◆ Information provided
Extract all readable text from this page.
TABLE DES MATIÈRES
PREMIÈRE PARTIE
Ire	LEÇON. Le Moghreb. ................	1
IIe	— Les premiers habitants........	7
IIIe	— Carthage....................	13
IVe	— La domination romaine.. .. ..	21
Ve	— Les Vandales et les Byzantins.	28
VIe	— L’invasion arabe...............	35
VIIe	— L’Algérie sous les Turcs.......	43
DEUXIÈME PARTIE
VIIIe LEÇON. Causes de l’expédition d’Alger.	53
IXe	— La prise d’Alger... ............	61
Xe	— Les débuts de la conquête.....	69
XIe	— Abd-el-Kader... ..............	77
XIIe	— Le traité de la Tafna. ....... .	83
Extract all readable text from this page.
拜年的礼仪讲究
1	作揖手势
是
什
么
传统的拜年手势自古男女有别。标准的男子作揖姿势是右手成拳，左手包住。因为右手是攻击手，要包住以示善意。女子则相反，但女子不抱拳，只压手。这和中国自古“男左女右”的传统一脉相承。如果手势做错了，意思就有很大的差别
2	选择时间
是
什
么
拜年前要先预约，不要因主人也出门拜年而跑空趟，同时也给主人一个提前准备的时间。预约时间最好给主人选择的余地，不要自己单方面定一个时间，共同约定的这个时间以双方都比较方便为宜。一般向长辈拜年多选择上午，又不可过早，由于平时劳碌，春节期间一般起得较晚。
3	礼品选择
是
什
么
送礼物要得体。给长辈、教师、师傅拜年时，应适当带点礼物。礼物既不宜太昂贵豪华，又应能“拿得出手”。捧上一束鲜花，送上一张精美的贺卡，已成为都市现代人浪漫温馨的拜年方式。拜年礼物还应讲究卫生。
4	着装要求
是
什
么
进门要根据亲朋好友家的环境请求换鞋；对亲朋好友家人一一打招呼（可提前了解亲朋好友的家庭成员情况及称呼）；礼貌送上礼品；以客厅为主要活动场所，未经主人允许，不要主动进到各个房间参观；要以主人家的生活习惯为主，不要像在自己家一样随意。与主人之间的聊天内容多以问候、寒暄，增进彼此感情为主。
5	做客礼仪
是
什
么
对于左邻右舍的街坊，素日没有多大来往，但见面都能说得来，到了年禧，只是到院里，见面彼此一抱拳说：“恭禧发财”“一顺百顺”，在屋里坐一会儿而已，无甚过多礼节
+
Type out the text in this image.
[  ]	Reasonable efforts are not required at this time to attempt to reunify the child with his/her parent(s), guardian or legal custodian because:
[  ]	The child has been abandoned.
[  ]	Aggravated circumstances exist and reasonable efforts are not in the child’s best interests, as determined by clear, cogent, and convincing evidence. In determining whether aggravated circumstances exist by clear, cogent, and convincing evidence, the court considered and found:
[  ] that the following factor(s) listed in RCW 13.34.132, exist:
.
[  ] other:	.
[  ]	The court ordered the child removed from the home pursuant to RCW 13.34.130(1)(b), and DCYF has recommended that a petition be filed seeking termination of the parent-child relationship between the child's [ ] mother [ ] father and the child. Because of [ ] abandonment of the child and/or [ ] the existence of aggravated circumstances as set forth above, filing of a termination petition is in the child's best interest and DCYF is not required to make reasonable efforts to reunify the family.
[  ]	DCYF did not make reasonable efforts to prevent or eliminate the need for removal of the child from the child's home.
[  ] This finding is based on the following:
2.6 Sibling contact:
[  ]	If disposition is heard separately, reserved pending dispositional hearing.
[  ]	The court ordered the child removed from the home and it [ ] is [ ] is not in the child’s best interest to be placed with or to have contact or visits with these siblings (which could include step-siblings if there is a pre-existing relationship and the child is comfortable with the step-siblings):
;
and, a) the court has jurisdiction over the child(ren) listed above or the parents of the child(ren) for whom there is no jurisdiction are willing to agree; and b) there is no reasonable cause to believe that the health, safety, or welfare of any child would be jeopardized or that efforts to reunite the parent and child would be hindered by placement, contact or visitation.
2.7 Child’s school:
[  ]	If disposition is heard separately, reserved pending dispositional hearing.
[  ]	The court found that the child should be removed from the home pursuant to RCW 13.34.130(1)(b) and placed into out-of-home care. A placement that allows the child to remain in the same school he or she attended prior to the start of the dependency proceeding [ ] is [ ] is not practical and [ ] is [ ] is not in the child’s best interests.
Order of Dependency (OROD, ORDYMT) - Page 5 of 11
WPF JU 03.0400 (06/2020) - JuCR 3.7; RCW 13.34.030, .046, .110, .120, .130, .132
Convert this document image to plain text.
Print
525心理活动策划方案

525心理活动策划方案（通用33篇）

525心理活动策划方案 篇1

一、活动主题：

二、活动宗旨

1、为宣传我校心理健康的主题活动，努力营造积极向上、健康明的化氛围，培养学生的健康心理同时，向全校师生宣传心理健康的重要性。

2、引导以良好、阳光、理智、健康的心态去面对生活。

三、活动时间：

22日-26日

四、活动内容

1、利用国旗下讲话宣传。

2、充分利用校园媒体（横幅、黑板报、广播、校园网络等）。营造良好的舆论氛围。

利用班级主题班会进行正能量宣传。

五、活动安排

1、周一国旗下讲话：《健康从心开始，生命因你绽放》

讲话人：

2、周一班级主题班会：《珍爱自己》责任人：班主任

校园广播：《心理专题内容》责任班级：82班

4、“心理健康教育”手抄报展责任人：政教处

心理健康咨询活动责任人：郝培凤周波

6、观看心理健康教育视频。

◆ Prompt
Copy out all of the records shown above exactly.

◆ Written answer
Extract all readable text from this page.
TABLE DES MATIÈRES
PREMIÈRE PARTIE
Ire	LEÇON. Le Moghreb. ................	1
IIe	— Les premiers habitants........	7
IIIe	— Carthage....................	13
IVe	— La domination romaine.. .. ..	21
Ve	— Les Vandales et les Byzantins.	28
VIe	— L’invasion arabe...............	35
VIIe	— L’Algérie sous les Turcs.......	43
DEUXIÈME PARTIE
VIIIe LEÇON. Causes de l’expédition d’Alger.	53
IXe	— La prise d’Alger... ............	61
Xe	— Les débuts de la conquête.....	69
XIe	— Abd-el-Kader... ..............	77
XIIe	— Le traité de la Tafna. ....... .	83
Extract all readable text from this page.
拜年的礼仪讲究
1	作揖手势
是
什
么
传统的拜年手势自古男女有别。标准的男子作揖姿势是右手成拳，左手包住。因为右手是攻击手，要包住以示善意。女子则相反，但女子不抱拳，只压手。这和中国自古“男左女右”的传统一脉相承。如果手势做错了，意思就有很大的差别
2	选择时间
是
什
么
拜年前要先预约，不要因主人也出门拜年而跑空趟，同时也给主人一个提前准备的时间。预约时间最好给主人选择的余地，不要自己单方面定一个时间，共同约定的这个时间以双方都比较方便为宜。一般向长辈拜年多选择上午，又不可过早，由于平时劳碌，春节期间一般起得较晚。
3	礼品选择
是
什
么
送礼物要得体。给长辈、教师、师傅拜年时，应适当带点礼物。礼物既不宜太昂贵豪华，又应能“拿得出手”。捧上一束鲜花，送上一张精美的贺卡，已成为都市现代人浪漫温馨的拜年方式。拜年礼物还应讲究卫生。
4	着装要求
是
什
么
进门要根据亲朋好友家的环境请求换鞋；对亲朋好友家人一一打招呼（可提前了解亲朋好友的家庭成员情况及称呼）；礼貌送上礼品；以客厅为主要活动场所，未经主人允许，不要主动进到各个房间参观；要以主人家的生活习惯为主，不要像在自己家一样随意。与主人之间的聊天内容多以问候、寒暄，增进彼此感情为主。
5	做客礼仪
是
什
么
对于左邻右舍的街坊，素日没有多大来往，但见面都能说得来，到了年禧，只是到院里，见面彼此一抱拳说：“恭禧发财”“一顺百顺”，在屋里坐一会儿而已，无甚过多礼节
+
Type out the text in this image.
[  ]	Reasonable efforts are not required at this time to attempt to reunify the child with his/her parent(s), guardian or legal custodian because:
[  ]	The child has been abandoned.
[  ]	Aggravated circumstances exist and reasonable efforts are not in the child’s best interests, as determined by clear, cogent, and convincing evidence. In determining whether aggravated circumstances exist by clear, cogent, and convincing evidence, the court considered and found:
[  ] that the following factor(s) listed in RCW 13.34.132, exist:
.
[  ] other:	.
[  ]	The court ordered the child removed from the home pursuant to RCW 13.34.130(1)(b), and DCYF has recommended that a petition be filed seeking termination of the parent-child relationship between the child's [ ] mother [ ] father and the child. Because of [ ] abandonment of the child and/or [ ] the existence of aggravated circumstances as set forth above, filing of a termination petition is in the child's best interest and DCYF is not required to make reasonable efforts to reunify the family.
[  ]	DCYF did not make reasonable efforts to prevent or eliminate the need for removal of the child from the child's home.
[  ] This finding is based on the following:
2.6 Sibling contact:
[  ]	If disposition is heard separately, reserved pending dispositional hearing.
[  ]	The court ordered the child removed from the home and it [ ] is [ ] is not in the child’s best interest to be placed with or to have contact or visits with these siblings (which could include step-siblings if there is a pre-existing relationship and the child is comfortable with the step-siblings):
;
and, a) the court has jurisdiction over the child(ren) listed above or the parents of the child(ren) for whom there is no jurisdiction are willing to agree; and b) there is no reasonable cause to believe that the health, safety, or welfare of any child would be jeopardized or that efforts to reunite the parent and child would be hindered by placement, contact or visitation.
2.7 Child’s school:
[  ]	If disposition is heard separately, reserved pending dispositional hearing.
[  ]	The court found that the child should be removed from the home pursuant to RCW 13.34.130(1)(b) and placed into out-of-home care. A placement that allows the child to remain in the same school he or she attended prior to the start of the dependency proceeding [ ] is [ ] is not practical and [ ] is [ ] is not in the child’s best interests.
Order of Dependency (OROD, ORDYMT) - Page 5 of 11
WPF JU 03.0400 (06/2020) - JuCR 3.7; RCW 13.34.030, .046, .110, .120, .130, .132
Convert this document image to plain text.
Print
525心理活动策划方案

525心理活动策划方案（通用33篇）

525心理活动策划方案 篇1

一、活动主题：

二、活动宗旨

1、为宣传我校心理健康的主题活动，努力营造积极向上、健康明的化氛围，培养学生的健康心理同时，向全校师生宣传心理健康的重要性。

2、引导以良好、阳光、理智、健康的心态去面对生活。

三、活动时间：

22日-26日

四、活动内容

1、利用国旗下讲话宣传。

2、充分利用校园媒体（横幅、黑板报、广播、校园网络等）。营造良好的舆论氛围。

利用班级主题班会进行正能量宣传。

五、活动安排

1、周一国旗下讲话：《健康从心开始，生命因你绽放》

讲话人：

2、周一班级主题班会：《珍爱自己》责任人：班主任

校园广播：《心理专题内容》责任班级：82班

4、“心理健康教育”手抄报展责任人：政教处

心理健康咨询活动责任人：郝培凤周波

6、观看心理健康教育视频。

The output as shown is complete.